» Page text
Scenes From the End is a powerful solo opera starring the virtuosic Héloïse Werner. Described by Classic FM as “extraordinary” we were dying to know more about this gifted performer, so we met Héloïse to delve deeper into the highly unusual world of opera-for-one, and discovered a truly unique talent with a flair for the dramatic and a gift for communication.
Hi Héloïse. How would you describe your style of performance?
I knew when I began studying that I didn’t want to be just a classical singer. I love performing and I love acting, just being on stage. I love straight theatre – I think I enjoy that more than singing opera to be honest. I also play cello – I play in bands and I sing and play at the same time. I really get excited by things I create myself. I’m already planning a second show, which I’m trying to raise money for. It’s kind of scary but also liberating because you can do exactly whatever you want.
How did Scenes From the End come into being?
I performed the show in the summer for 2 nights at the Camden People’s Theatre and a week in Edinburgh at the Greenside Nicolson Square. I actually did a preview at Tristan Bates last year, but it’s changed a lot since then.
What’s the show about?
The show explores themes related to grief and death and it’s structured in three parts. I’m on stage the whole way through and we use projections to guide the audience through what’s happening. The first part grieves for the end of the universe, the second part for the end of humanity and the final part for the end of an individual life. It goes from a rather abstract cosmic perspective to something far more intimate.
Why choose opera?
I wanted to express those ideas and emotions using the singing voice. It feels appropriate because sometimes it’s hard to express those emotions with words alone. When you cry, the sound that comes out of your body is a very primal sound.
What do you hope an audience takes from the show?
The aim is really to stimulate thought within the audience about grief. I found that, particularly in western society, we find it hard to talk about death. The show explores what happens when someone loses somebody close to them, what society does with that and how that affects our own experience of grief. We put that in the context of the end of humanity and the end of the universe and see how that might help someone when they are grieving for an individual. Death is so unexplained, so abstract – I wanted to make people think about how they might behave around somebody grieving, or for the person grieving to realise how people around them might act and how that might help – or not help them. I’m really using the singing voice to try and bring those ideas to life.

» Work instructions
**1)** In the interview, where did Héloïse Werner perform the show for a week?
**2)** Using the interview, list the three endings that the show's three parts grieve for, in the order given.
**3)** Do these statements agree with the interview? Answer yes or no for each, quoting the words that decide it.
(a) Werner plays the cello.
(b) The show ran for a week at the Camden People's Theatre.
(c) Projections are used during the show.
None of the rows are needed here.

[Excerpts from a layout annotation set]
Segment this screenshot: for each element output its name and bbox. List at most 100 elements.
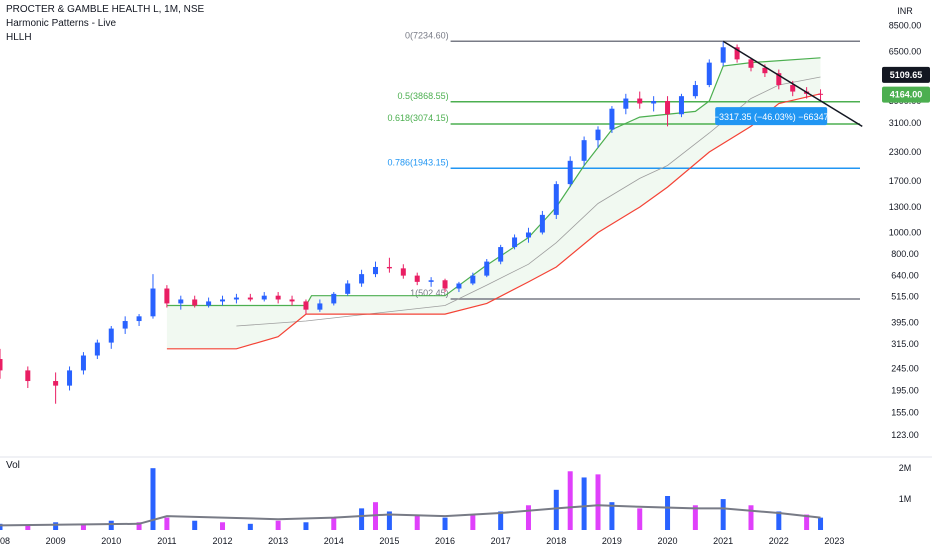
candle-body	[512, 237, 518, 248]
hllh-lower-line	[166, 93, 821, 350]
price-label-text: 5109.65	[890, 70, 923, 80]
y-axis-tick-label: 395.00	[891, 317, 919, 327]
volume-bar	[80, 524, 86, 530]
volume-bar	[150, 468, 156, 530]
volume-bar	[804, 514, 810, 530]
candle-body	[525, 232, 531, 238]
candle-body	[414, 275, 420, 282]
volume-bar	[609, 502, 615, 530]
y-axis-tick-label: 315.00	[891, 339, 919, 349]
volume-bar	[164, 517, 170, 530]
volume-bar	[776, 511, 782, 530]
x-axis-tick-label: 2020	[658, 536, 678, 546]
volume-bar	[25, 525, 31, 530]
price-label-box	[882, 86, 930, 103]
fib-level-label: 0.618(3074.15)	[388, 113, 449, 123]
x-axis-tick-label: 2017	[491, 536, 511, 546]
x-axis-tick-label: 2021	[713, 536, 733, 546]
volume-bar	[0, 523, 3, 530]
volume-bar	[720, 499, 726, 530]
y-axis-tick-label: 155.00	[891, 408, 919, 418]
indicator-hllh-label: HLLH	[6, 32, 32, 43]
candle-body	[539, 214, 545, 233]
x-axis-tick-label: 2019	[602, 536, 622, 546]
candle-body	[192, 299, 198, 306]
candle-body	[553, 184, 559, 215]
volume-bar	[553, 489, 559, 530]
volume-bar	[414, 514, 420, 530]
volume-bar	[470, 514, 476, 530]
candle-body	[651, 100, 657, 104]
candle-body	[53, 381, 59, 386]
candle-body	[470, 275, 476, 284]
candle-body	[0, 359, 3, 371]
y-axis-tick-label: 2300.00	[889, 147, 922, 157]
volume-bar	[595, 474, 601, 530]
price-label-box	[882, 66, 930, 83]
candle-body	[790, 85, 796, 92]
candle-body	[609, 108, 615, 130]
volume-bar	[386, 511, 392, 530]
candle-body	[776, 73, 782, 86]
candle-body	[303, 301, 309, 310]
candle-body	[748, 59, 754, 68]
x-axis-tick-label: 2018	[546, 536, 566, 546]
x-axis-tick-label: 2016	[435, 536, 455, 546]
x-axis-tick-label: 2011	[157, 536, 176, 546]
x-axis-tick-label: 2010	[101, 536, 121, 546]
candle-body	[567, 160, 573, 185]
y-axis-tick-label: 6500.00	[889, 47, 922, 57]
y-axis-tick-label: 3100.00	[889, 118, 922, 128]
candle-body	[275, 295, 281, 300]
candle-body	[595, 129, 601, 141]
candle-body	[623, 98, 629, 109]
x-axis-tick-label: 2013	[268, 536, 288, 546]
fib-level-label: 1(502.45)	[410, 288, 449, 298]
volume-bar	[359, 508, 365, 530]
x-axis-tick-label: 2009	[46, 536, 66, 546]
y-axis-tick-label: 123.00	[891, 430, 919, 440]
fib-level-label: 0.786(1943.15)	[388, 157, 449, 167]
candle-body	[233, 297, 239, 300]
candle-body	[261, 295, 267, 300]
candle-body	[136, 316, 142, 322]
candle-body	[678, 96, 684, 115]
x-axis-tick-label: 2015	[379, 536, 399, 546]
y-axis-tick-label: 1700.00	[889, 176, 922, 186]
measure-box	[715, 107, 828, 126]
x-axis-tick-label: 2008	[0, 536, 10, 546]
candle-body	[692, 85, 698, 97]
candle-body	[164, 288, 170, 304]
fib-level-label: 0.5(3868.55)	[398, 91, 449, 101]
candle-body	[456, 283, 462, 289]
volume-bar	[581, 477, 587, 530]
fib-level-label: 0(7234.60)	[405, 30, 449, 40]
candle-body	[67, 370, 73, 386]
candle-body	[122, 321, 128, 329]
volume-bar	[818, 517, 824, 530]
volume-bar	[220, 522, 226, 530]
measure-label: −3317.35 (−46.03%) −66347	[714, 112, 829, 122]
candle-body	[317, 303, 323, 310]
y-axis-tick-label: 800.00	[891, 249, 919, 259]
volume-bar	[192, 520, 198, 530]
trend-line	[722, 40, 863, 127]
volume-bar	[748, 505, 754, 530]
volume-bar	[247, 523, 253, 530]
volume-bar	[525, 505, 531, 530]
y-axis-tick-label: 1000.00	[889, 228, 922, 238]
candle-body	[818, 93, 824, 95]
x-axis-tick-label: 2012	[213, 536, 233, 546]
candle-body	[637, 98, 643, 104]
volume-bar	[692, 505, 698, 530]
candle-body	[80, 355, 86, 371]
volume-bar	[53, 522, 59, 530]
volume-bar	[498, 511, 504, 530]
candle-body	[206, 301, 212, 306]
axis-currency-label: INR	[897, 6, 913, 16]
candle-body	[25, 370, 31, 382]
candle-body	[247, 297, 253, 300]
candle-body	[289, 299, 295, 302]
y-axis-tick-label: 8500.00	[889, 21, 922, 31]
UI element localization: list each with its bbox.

* * *

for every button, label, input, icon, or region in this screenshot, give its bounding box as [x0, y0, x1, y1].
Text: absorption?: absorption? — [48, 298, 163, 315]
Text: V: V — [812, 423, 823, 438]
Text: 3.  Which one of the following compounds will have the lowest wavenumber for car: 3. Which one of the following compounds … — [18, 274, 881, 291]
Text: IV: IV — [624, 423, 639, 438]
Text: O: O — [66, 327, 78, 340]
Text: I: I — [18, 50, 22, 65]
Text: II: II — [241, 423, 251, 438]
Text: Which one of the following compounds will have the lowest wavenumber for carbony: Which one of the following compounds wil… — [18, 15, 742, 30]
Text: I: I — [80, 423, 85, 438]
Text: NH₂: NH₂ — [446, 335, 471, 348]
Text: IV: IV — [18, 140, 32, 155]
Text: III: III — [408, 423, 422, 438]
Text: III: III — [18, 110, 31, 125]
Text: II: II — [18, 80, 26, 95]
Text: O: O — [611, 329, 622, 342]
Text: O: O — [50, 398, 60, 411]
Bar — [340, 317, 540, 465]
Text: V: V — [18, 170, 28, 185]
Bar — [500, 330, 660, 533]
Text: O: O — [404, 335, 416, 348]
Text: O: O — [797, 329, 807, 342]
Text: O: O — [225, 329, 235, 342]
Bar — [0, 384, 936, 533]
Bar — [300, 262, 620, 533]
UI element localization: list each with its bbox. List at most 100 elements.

» Solutions per task
**1)** At the Greenside Nicolson Square in Edinburgh.

**2)**
1. The end of the universe
2. The end of humanity
3. The end of an individual life

**3)**
(a) Yes: "I also play cello"
(b) No: "I performed the show in the summer for 2 nights at the Camden People’s Theatre"
(c) Yes: "we use projections to guide the audience through what’s happening"